(Dataset entries)

>>

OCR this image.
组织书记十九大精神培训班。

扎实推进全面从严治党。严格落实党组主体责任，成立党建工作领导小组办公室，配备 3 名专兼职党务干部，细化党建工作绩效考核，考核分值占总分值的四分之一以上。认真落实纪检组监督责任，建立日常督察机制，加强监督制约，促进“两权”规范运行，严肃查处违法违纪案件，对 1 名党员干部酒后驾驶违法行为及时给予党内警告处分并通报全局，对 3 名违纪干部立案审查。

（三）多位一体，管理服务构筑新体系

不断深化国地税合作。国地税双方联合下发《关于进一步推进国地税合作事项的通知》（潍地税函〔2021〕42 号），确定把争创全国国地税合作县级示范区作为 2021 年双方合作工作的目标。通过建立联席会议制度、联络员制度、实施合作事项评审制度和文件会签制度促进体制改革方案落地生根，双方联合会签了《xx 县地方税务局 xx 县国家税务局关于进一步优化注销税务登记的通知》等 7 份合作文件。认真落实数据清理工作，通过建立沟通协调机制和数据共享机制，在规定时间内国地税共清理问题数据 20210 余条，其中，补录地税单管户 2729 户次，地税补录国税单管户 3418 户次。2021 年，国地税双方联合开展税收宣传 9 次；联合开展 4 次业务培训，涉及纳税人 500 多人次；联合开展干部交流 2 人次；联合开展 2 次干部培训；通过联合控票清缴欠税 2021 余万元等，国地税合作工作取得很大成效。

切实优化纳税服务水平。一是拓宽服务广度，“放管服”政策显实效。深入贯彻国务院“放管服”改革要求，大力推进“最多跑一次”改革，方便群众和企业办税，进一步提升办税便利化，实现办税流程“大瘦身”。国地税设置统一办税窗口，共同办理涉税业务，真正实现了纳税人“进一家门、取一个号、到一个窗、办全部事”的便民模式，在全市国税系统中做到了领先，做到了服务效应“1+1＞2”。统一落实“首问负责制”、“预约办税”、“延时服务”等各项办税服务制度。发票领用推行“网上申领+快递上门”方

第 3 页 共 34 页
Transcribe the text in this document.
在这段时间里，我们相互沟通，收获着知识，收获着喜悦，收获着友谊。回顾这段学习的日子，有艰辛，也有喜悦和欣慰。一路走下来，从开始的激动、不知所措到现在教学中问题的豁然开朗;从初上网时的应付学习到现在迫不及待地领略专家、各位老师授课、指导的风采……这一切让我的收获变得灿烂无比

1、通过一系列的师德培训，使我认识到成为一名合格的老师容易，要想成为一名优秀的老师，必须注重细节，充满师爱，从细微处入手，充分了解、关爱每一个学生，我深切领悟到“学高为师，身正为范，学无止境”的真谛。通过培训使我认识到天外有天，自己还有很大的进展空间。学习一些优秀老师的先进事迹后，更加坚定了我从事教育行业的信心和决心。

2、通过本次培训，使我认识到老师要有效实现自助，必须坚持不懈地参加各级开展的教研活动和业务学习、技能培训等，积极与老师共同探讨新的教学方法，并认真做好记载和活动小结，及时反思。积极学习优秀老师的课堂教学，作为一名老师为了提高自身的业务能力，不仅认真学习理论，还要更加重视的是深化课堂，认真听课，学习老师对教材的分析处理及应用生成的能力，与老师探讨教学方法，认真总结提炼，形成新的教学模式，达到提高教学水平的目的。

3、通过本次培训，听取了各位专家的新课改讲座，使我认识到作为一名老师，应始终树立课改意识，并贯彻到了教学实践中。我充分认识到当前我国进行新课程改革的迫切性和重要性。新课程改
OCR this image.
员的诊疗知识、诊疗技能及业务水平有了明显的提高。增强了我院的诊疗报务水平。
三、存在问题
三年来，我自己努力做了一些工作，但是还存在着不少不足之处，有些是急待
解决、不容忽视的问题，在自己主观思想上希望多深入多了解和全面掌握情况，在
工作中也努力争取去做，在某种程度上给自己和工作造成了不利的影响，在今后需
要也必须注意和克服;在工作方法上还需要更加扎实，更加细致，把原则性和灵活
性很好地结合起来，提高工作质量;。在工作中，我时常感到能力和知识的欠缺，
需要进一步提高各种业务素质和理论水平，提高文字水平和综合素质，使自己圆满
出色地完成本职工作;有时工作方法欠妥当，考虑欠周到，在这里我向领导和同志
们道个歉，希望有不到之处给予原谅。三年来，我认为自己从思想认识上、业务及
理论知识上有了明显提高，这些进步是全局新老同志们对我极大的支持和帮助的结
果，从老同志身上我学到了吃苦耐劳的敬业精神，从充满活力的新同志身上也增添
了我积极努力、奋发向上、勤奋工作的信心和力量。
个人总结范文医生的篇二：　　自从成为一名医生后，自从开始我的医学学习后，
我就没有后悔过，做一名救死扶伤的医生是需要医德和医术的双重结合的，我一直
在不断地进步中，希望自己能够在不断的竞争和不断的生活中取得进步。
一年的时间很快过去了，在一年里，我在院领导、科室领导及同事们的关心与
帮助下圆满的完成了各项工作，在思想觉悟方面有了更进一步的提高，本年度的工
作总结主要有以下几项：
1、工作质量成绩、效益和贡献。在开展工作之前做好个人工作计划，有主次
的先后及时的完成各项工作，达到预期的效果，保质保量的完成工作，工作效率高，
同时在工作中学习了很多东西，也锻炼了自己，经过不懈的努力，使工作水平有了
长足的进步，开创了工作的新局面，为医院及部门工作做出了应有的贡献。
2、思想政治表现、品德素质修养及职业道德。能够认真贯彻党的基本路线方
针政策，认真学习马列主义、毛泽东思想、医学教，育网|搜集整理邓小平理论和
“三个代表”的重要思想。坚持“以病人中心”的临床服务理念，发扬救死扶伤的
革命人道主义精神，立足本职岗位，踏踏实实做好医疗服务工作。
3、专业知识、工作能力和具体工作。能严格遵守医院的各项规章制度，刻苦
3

<<

Given instruction:
Of the lines in the material, how many include "通过本次培训"? Respond with the number alone.

Exercise response:
2